YOUR TASKS >>
1) In the essay on fandom, what word does the author choose as the marker of an unmistakable threshold for being a fan?
2) Copy the rows verbatim, beginning with the row that contains "list-number: 2. — [248, 188, 260, 204]" and ending after the row that contains "caution-paragraph — [226, 450, 1326, 471]".

#### DOCUMENT TEXT

Fandom appropriates. There are some people out there who are hung up on the whole “otaku” term or the “moe” term and what have you. Words like anime and manga mean different things once you cross boundaries of languages, cultures, subcultures, and individuals. It’s not I’m trying to play definition Nazi, because I don’t have to. I’m just going to state the obvious, only because somehow I’ve not seen anyone taken that into their accounts, of what defines whatever word they are trying to use to describe themselves or somebody else.
Before we can even talk about words like otaku or moe there is one word I want to nail down. It’s fan. It’s not even “geek” (which is probably a better indicator of what I’m addressing, since there’s no “Japanese definition” trap here). It’s not that people like Patton Oswalt is using the word otaku one way or whatever Henry Jenkins is trying to say that these people do; I’m sure their ideas are interesting in their own ways when it comes to pop culture and its role in modern discourse in the mind of the public. It’s not what I am talking about. What I am addressing is the fanaticism in fans. Or the lack thereof.
Because to me that is one of the defining trait of being a fan. And being a fan is the ground level of discourse in which we view people like Gleeks or otaku. And without some degree of fanaticism you just cannot be one of them.
Why is fanaticism a part of fan? Wiki’s definition is pretty straight forward, so we can start there. Basically, it’s like what it takes to move up the corporate ladder–you need to go-get, be pro-active, show your enthusiasm. Of course the outlet of enthusiasm is different between each individual and between different fan scenes, but ultimately the exact object of your passion makes a fan. So there are two elements–
There is a passion; to something.
I used the word passion for short, but I could have used a lot of different words to describe this fanaticism. However there are some words that aren’t suitable, like “like.” I mean I like vanilla ice cream. I guess I am a fan, but surely it would only be a figure of speech. I don’t go to ice cream conventions or have ice creaming paraphernalia. It’s like how anyone can have a favorite color, but it doesn’t make anyone a fan of that color. Where do we draw the line is up to debate, but I’m not here for that debate. So I’ll use a marker of unmistakable threshold here–passion.
I think when it comes to traditional fandoms, for example, collecting stamps, knitting or even Star Trek, a lot of this stuff makes sense. It makes much less sense in the case of, for example, a film buff, or almost criminally, the American use of the term otaku.
To put it in a different way–are bibliophiles fan of books? I think this is kind of a word-mincing that I want to engage in. I’m going to use books as a crutch to illustrate my point, because books (and book fans, pardon the terms) have been around for centuries so people have had the time to sort out the different types of people who like certain things that have some degree relevance to print media.

########
#### AVAILABLE DATA

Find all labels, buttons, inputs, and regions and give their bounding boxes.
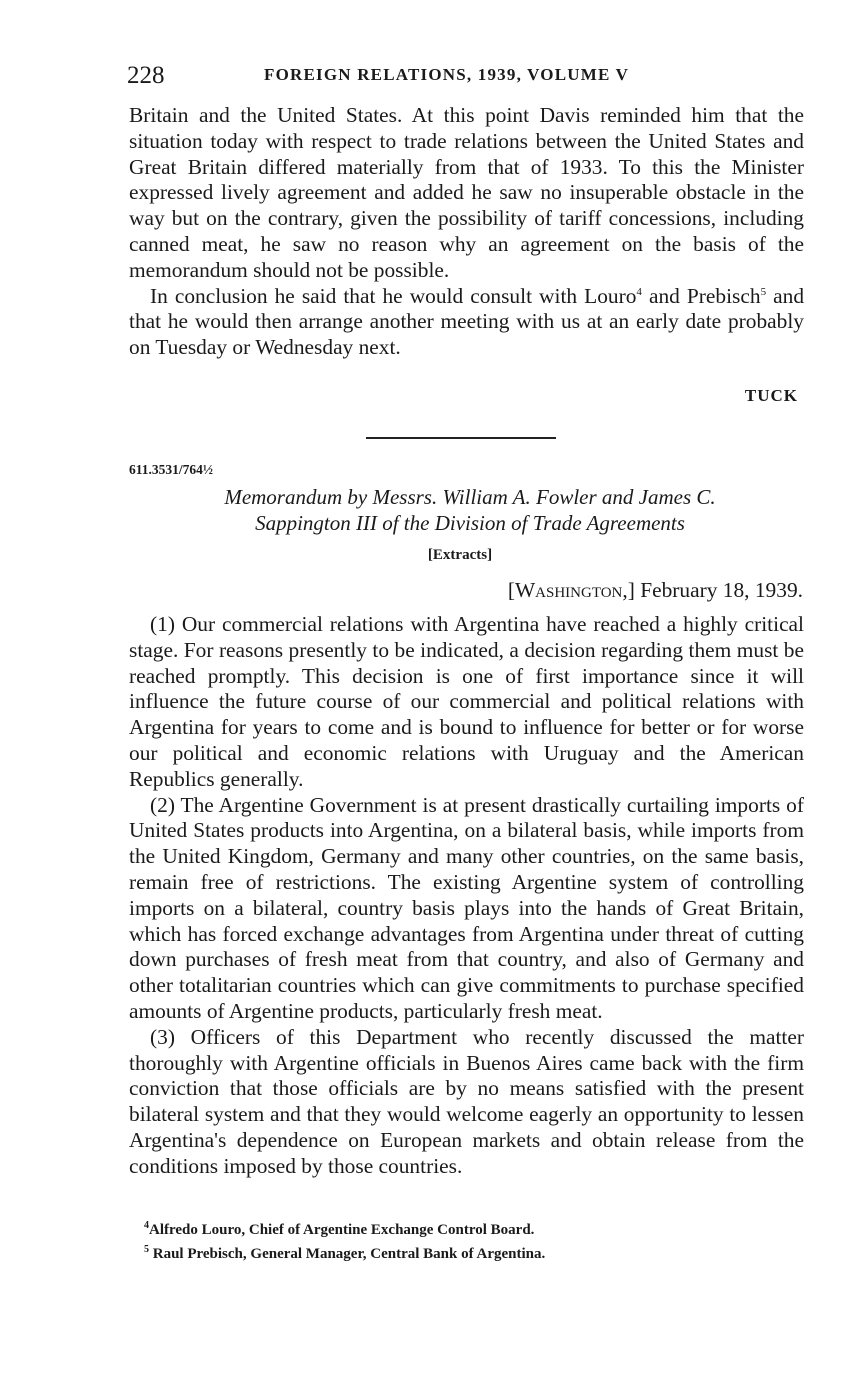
footnote-4-marker: 4: [144, 1220, 149, 1231]
dateline-date: February 18, 1939.: [634, 578, 803, 602]
footnote-4: [144, 1216, 784, 1240]
signature: [745, 386, 798, 406]
footnote-4-text: Alfredo Louro, Chief of Argentine Exchange Control Board.: [149, 1222, 535, 1238]
page-number: 228: [127, 62, 165, 89]
continued-text: [129, 103, 804, 361]
memorandum-title-line-1: Memorandum by Messrs. William A. Fowler and James C.: [224, 485, 716, 509]
extracts-note: [Extracts]: [427, 547, 493, 563]
footnote-ref-5: 5: [760, 285, 767, 298]
memorandum-title: [150, 484, 790, 536]
section-divider: [366, 437, 556, 439]
footnote-5-marker: 5: [144, 1244, 149, 1255]
footnote-ref-4: 4: [636, 285, 642, 298]
conclusion-text-c: and that he would then arrange another meeting with us at an early date probably on Tuesday or Wednesday next.: [129, 283, 805, 360]
running-head: [127, 60, 667, 94]
dateline: [508, 578, 803, 603]
footnotes: [144, 1216, 784, 1264]
memorandum-body: [129, 612, 804, 1180]
memo-paragraph-2: (2) The Argentine Government is at present drastically curtailing imports of United States products into Argentina, on a bilateral basis, while imports from the United Kingdom, Germany and many other countries, on the same basis, remain free of restrictions. The existing Argentine system of controlling imports on a bilateral, country basis plays into the hands of Great Britain, which has forced exchange advantages from Argentina under threat of cutting down purchases of fresh meat from that country, and also of Germany and other totalitarian countries which can give commitments to purchase specified amounts of Argentine products, particularly fresh meat.: [129, 792, 804, 1023]
conclusion-text-a: In conclusion he said that he would consult with Louro: [150, 283, 637, 308]
memorandum-title-line-2: Sappington III of the Division of Trade Agreements: [255, 511, 685, 535]
signer-name: TUCK: [744, 386, 798, 405]
continued-paragraph: Britain and the United States. At this point Davis reminded him that the situation today with respect to trade relations between the United States and Great Britain differed materially from that of 1933. To this the Minister expressed lively agreement and added he saw no insuperable obstacle in the way but on the contrary, given the possibility of tariff concessions, including canned meat, he saw no reason why an agreement on the basis of the memorandum should not be possible.: [129, 103, 804, 282]
file-number: 611.3531/764½: [129, 462, 214, 477]
dateline-place: [Washington,]: [507, 578, 635, 602]
memo-paragraph-1: (1) Our commercial relations with Argentina have reached a highly critical stage. For reasons presently to be indicated, a decision regarding them must be reached promptly. This decision is one of first importance since it will influence the future course of our commercial and political relations with Argentina for years to come and is bound to influence for better or for worse our political and economic relations with Uruguay and the American Republics generally.: [129, 612, 804, 791]
memo-paragraph-3: (3) Officers of this Department who recently discussed the matter thoroughly with Argentine officials in Buenos Aires came back with the firm conviction that those officials are by no means satisfied with the present bilateral system and that they would welcome eagerly an opportunity to lessen Argentina's dependence on European markets and obtain release from the conditions imposed by those countries.: [129, 1024, 804, 1178]
conclusion-text-b: and Prebisch: [641, 283, 761, 308]
conclusion-paragraph: [129, 284, 804, 361]
footnote-5: [144, 1240, 784, 1264]
volume-title: FOREIGN RELATIONS, 1939, VOLUME V: [264, 65, 630, 84]
footnote-5-text: Raul Prebisch, General Manager, Central Bank of Argentina.: [152, 1246, 546, 1262]
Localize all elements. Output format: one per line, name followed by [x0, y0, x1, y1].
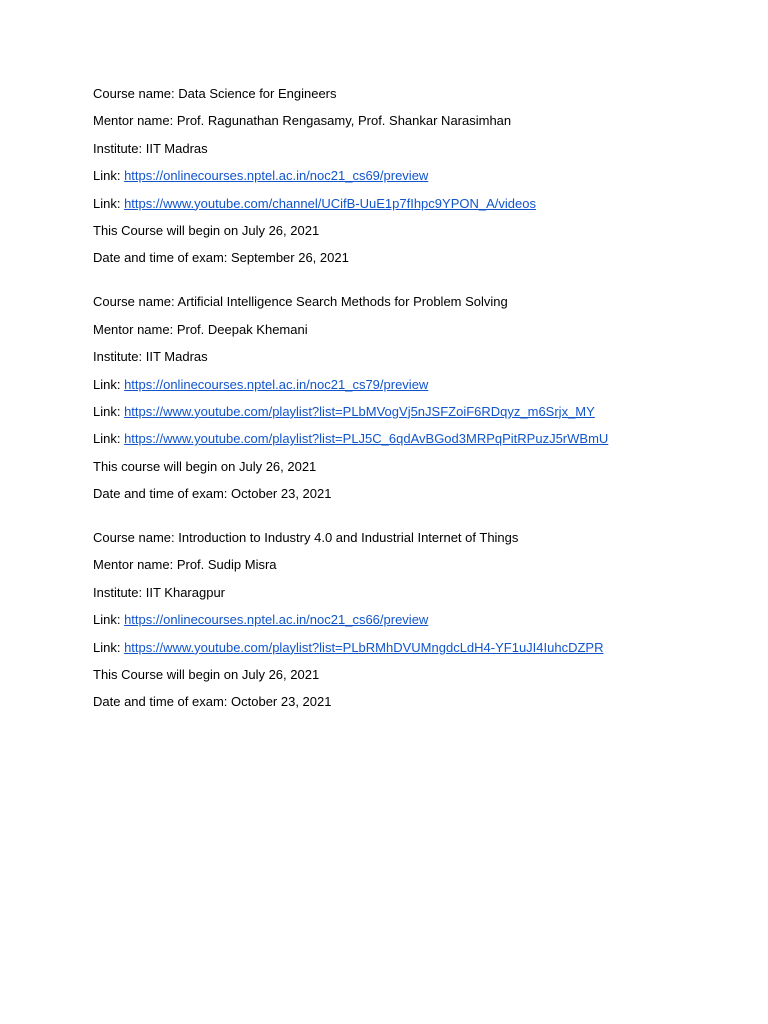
document-page — [93, 85, 733, 737]
course-block-ai-search — [93, 293, 733, 503]
link-line — [93, 195, 733, 213]
mentor-name: Mentor name: Prof. Sudip Misra — [93, 557, 277, 573]
link-label: Link: — [93, 403, 125, 419]
video-link[interactable]: https://www.youtube.com/playlist?list=PLbMVogVj5nJSFZoiF6RDqyz_m6Srjx_MY — [124, 403, 595, 419]
exam-date: Date and time of exam: October 23, 2021 — [93, 486, 332, 502]
mentor-name: Mentor name: Prof. Ragunathan Rengasamy, Prof. Shankar Narasimhan — [93, 113, 512, 129]
course-block-industry-4 — [93, 529, 733, 711]
course-link[interactable]: https://onlinecourses.nptel.ac.in/noc21_cs79/preview — [124, 376, 429, 392]
link-label: Link: — [93, 376, 125, 392]
course-name: Course name: Artificial Intelligence Search Methods for Problem Solving — [93, 294, 508, 310]
course-name: Course name: Introduction to Industry 4.0 and Industrial Internet of Things — [93, 530, 519, 546]
link-label: Link: — [93, 639, 125, 655]
link-line — [93, 376, 733, 394]
institute: Institute: IIT Madras — [93, 349, 208, 365]
institute: Institute: IIT Madras — [93, 140, 208, 156]
link-line — [93, 403, 733, 421]
exam-date: Date and time of exam: October 23, 2021 — [93, 694, 332, 710]
video-link[interactable]: https://www.youtube.com/channel/UCifB-UuE1p7fIhpc9YPON_A/videos — [124, 195, 536, 211]
course-block-data-science — [93, 85, 733, 267]
video-link[interactable]: https://www.youtube.com/playlist?list=PLbRMhDVUMngdcLdH4-YF1uJI4IuhcDZPR — [124, 639, 604, 655]
course-begin-date: This course will begin on July 26, 2021 — [93, 458, 317, 474]
course-begin-date: This Course will begin on July 26, 2021 — [93, 667, 320, 683]
link-line — [93, 611, 733, 629]
link-line — [93, 639, 733, 657]
institute: Institute: IIT Kharagpur — [93, 584, 225, 600]
course-link[interactable]: https://onlinecourses.nptel.ac.in/noc21_cs69/preview — [124, 168, 429, 184]
mentor-name: Mentor name: Prof. Deepak Khemani — [93, 321, 308, 337]
link-label: Link: — [93, 612, 125, 628]
link-label: Link: — [93, 168, 125, 184]
course-name: Course name: Data Science for Engineers — [93, 86, 337, 101]
course-begin-date: This Course will begin on July 26, 2021 — [93, 222, 320, 238]
link-line — [93, 430, 733, 448]
link-line — [93, 167, 733, 185]
video-link[interactable]: https://www.youtube.com/playlist?list=PLJ5C_6qdAvBGod3MRPqPitRPuzJ5rWBmU — [124, 431, 609, 447]
link-label: Link: — [93, 195, 125, 211]
course-link[interactable]: https://onlinecourses.nptel.ac.in/noc21_cs66/preview — [124, 612, 429, 628]
link-label: Link: — [93, 431, 125, 447]
exam-date: Date and time of exam: September 26, 2021 — [93, 250, 349, 266]
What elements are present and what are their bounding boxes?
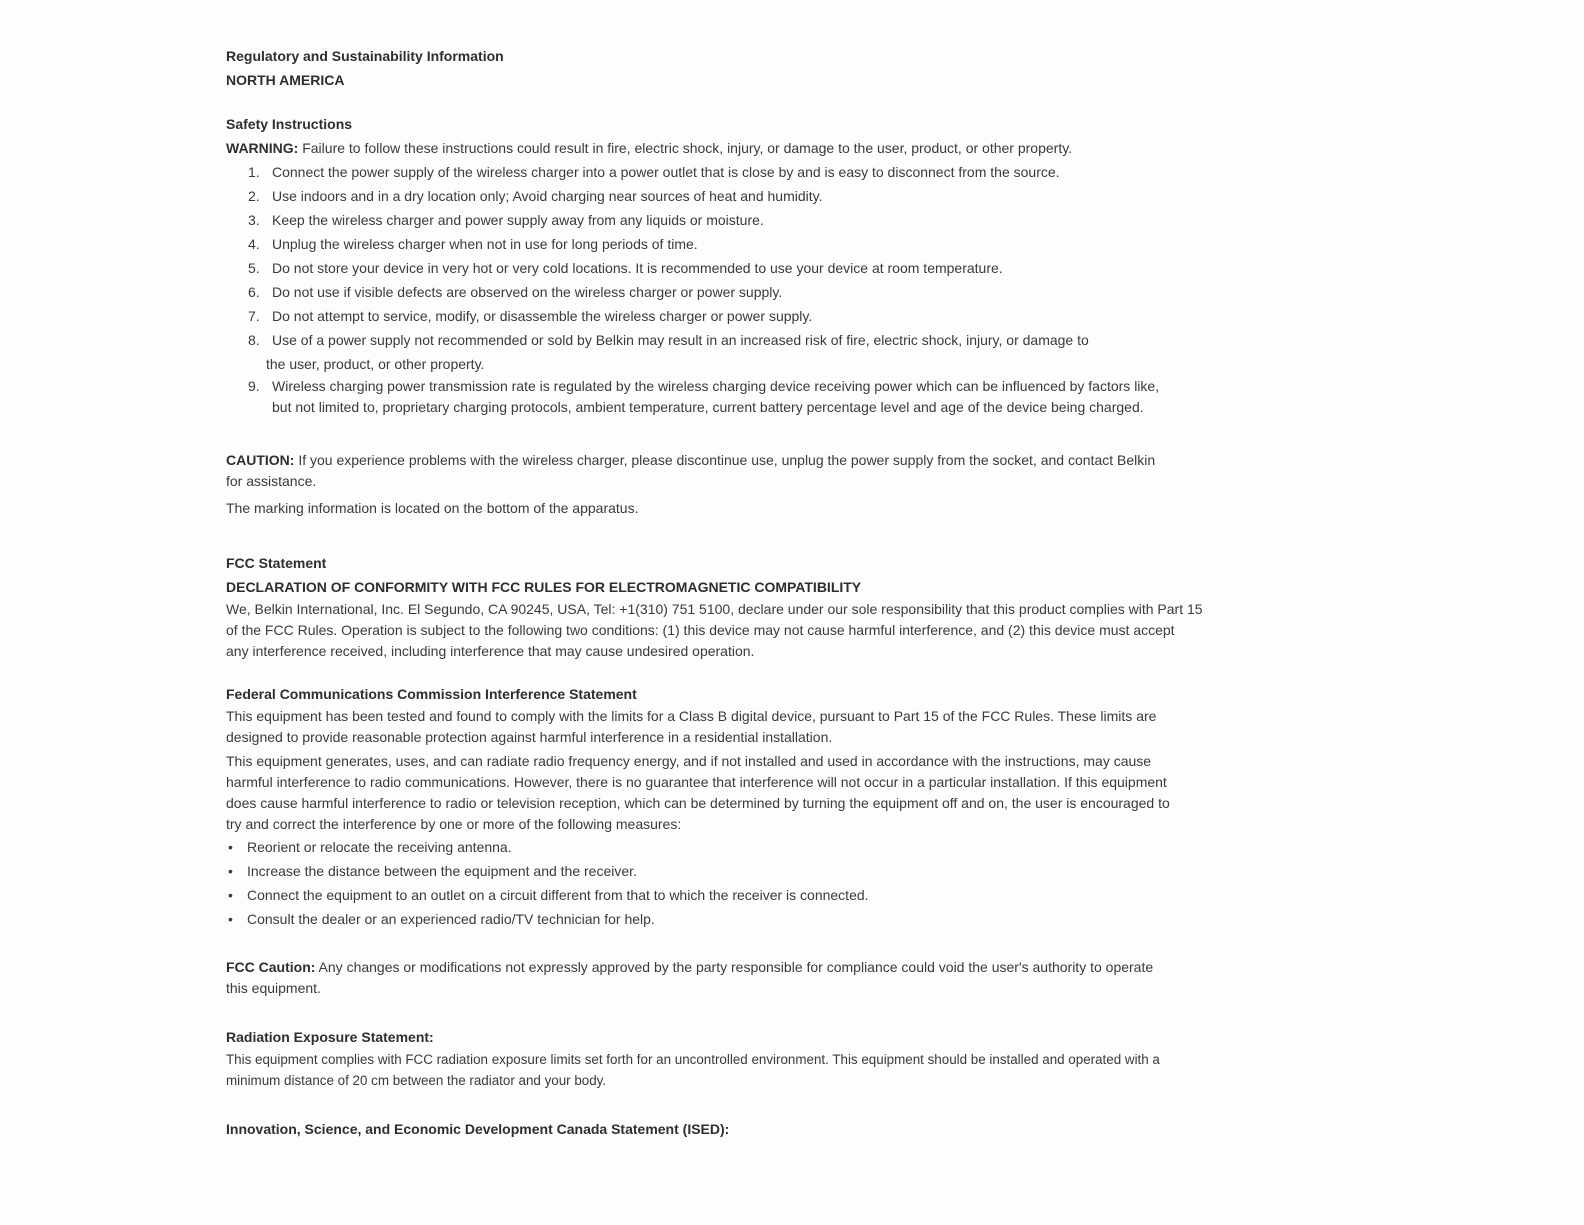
list-number: 2. — [248, 188, 260, 204]
interference-para2-line: This equipment generates, uses, and can radiate radio frequency energy, and if not installed and used in accordance with the instructions, may cause — [226, 753, 1152, 769]
interference-heading: Federal Communications Commission Interference Statement — [226, 686, 637, 702]
region-heading: NORTH AMERICA — [226, 72, 345, 88]
list-item — [226, 835, 1326, 859]
ised-heading: Innovation, Science, and Economic Development Canada Statement (ISED): — [226, 1121, 730, 1137]
list-text-continuation: the user, product, or other property. — [266, 356, 485, 372]
list-text: Use of a power supply not recommended or sold by Belkin may result in an increased risk of fire, electric shock, injury, or damage to — [272, 332, 1089, 348]
list-item — [226, 208, 1326, 232]
list-item — [226, 328, 1326, 376]
bullet-icon: • — [228, 887, 233, 903]
list-number: 8. — [248, 332, 260, 348]
bullet-icon: • — [228, 911, 233, 927]
list-item — [226, 232, 1326, 256]
marking-info: The marking information is located on the bottom of the apparatus. — [226, 500, 639, 516]
list-item — [226, 256, 1326, 280]
caution-paragraph — [226, 450, 1326, 471]
radiation-line: This equipment complies with FCC radiation exposure limits set forth for an uncontrolled environment. This equipment should be installed and operated with a — [226, 1052, 1160, 1067]
list-item — [226, 907, 1326, 931]
fcc-declaration-line: any interference received, including interference that may cause undesired operation. — [226, 643, 755, 659]
list-text: Consult the dealer or an experienced radio/TV technician for help. — [247, 911, 655, 927]
fcc-declaration-heading: DECLARATION OF CONFORMITY WITH FCC RULES FOR ELECTROMAGNETIC COMPATIBILITY — [226, 579, 862, 595]
regulatory-document — [226, 44, 1326, 1141]
list-text: Unplug the wireless charger when not in use for long periods of time. — [272, 236, 698, 252]
fcc-caution-paragraph — [226, 957, 1326, 978]
fcc-heading: FCC Statement — [226, 555, 327, 571]
list-item — [226, 304, 1326, 328]
list-item — [226, 280, 1326, 304]
list-item — [226, 376, 1326, 418]
fcc-caution-label: FCC Caution: — [226, 959, 316, 975]
list-text: Connect the equipment to an outlet on a circuit different from that to which the receiver is connected. — [247, 887, 869, 903]
caution-label: CAUTION: — [226, 452, 295, 468]
safety-heading: Safety Instructions — [226, 116, 353, 132]
radiation-heading: Radiation Exposure Statement: — [226, 1029, 434, 1045]
list-item — [226, 859, 1326, 883]
interference-para2-line: does cause harmful interference to radio or television reception, which can be determined by turning the equipment off and on, the user is encouraged to — [226, 795, 1170, 811]
interference-measures-list — [226, 835, 1326, 931]
interference-para1-line: This equipment has been tested and found to comply with the limits for a Class B digital device, pursuant to Part 15 of the FCC Rules. These limits are — [226, 708, 1157, 724]
list-text-continuation: but not limited to, proprietary charging protocols, ambient temperature, current battery percentage level and age of the device being charged. — [272, 399, 1144, 415]
list-text: Do not attempt to service, modify, or disassemble the wireless charger or power supply. — [272, 308, 813, 324]
bullet-icon: • — [228, 863, 233, 879]
caution-text-continuation: for assistance. — [226, 473, 317, 489]
list-text: Use indoors and in a dry location only; Avoid charging near sources of heat and humidity. — [272, 188, 823, 204]
interference-para2-line: harmful interference to radio communications. However, there is no guarantee that interference will not occur in a particular installation. If this equipment — [226, 774, 1167, 790]
list-number: 4. — [248, 236, 260, 252]
list-text: Wireless charging power transmission rate is regulated by the wireless charging device receiving power which can be influenced by factors like, — [272, 378, 1160, 394]
fcc-caution-text: Any changes or modifications not expressly approved by the party responsible for compliance could void the user's authority to operate — [315, 959, 1154, 975]
list-item — [226, 160, 1326, 184]
list-item — [226, 184, 1326, 208]
radiation-line: minimum distance of 20 cm between the radiator and your body. — [226, 1073, 607, 1088]
list-number: 3. — [248, 212, 260, 228]
list-number: 7. — [248, 308, 260, 324]
list-number: 1. — [248, 164, 260, 180]
bullet-icon: • — [228, 839, 233, 855]
document-title: Regulatory and Sustainability Information — [226, 48, 504, 64]
list-text: Do not use if visible defects are observed on the wireless charger or power supply. — [272, 284, 783, 300]
list-text: Do not store your device in very hot or very cold locations. It is recommended to use your device at room temperature. — [272, 260, 1003, 276]
fcc-declaration-line: We, Belkin International, Inc. El Segundo, CA 90245, USA, Tel: +1(310) 751 5100, declare under our sole responsibility that this product complies with Part 15 — [226, 601, 1203, 617]
interference-para2-line: try and correct the interference by one or more of the following measures: — [226, 816, 682, 832]
list-text: Connect the power supply of the wireless charger into a power outlet that is close by and is easy to disconnect from the source. — [272, 164, 1060, 180]
warning-label: WARNING: — [226, 140, 299, 156]
fcc-declaration-line: of the FCC Rules. Operation is subject to the following two conditions: (1) this device may not cause harmful interference, and (2) this device must accept — [226, 622, 1175, 638]
list-number: 6. — [248, 284, 260, 300]
list-text: Keep the wireless charger and power supply away from any liquids or moisture. — [272, 212, 764, 228]
safety-instructions-list — [226, 160, 1326, 418]
interference-para1-line: designed to provide reasonable protection against harmful interference in a residential installation. — [226, 729, 833, 745]
list-number: 5. — [248, 260, 260, 276]
warning-paragraph — [226, 136, 1326, 160]
warning-text: Failure to follow these instructions could result in fire, electric shock, injury, or damage to the user, product, or other property. — [298, 140, 1073, 156]
fcc-caution-continuation: this equipment. — [226, 980, 321, 996]
caution-text: If you experience problems with the wireless charger, please discontinue use, unplug the power supply from the socket, and contact Belkin — [294, 452, 1156, 468]
list-text: Reorient or relocate the receiving antenna. — [247, 839, 512, 855]
list-number: 9. — [248, 378, 260, 394]
list-item — [226, 883, 1326, 907]
list-text: Increase the distance between the equipment and the receiver. — [247, 863, 637, 879]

########

SOLUTIONS BY TASK >>
1) Passion.

2)
list-number: 2. — [248, 188, 260, 204]
interference-para2-line: This equipment generates, uses, and can radiate radio frequency energy, and if not installed and used in accordance with the instructions, may cause — [226, 753, 1152, 769]
interference-heading: Federal Communications Commission Interference Statement — [226, 686, 637, 702]
region-heading: NORTH AMERICA — [226, 72, 345, 88]
list-item — [226, 835, 1326, 859]
ised-heading: Innovation, Science, and Economic Development Canada Statement (ISED): — [226, 1121, 730, 1137]
list-text-continuation: the user, product, or other property. — [266, 356, 485, 372]
list-text: Use of a power supply not recommended or sold by Belkin may result in an increased risk of fire, electric shock, injury, or damage to — [272, 332, 1089, 348]
list-item — [226, 208, 1326, 232]
list-item — [226, 328, 1326, 376]
bullet-icon: • — [228, 887, 233, 903]
list-number: 8. — [248, 332, 260, 348]
bullet-icon: • — [228, 911, 233, 927]
list-item — [226, 232, 1326, 256]
marking-info: The marking information is located on the bottom of the apparatus. — [226, 500, 639, 516]
list-item — [226, 256, 1326, 280]
caution-paragraph — [226, 450, 1326, 471]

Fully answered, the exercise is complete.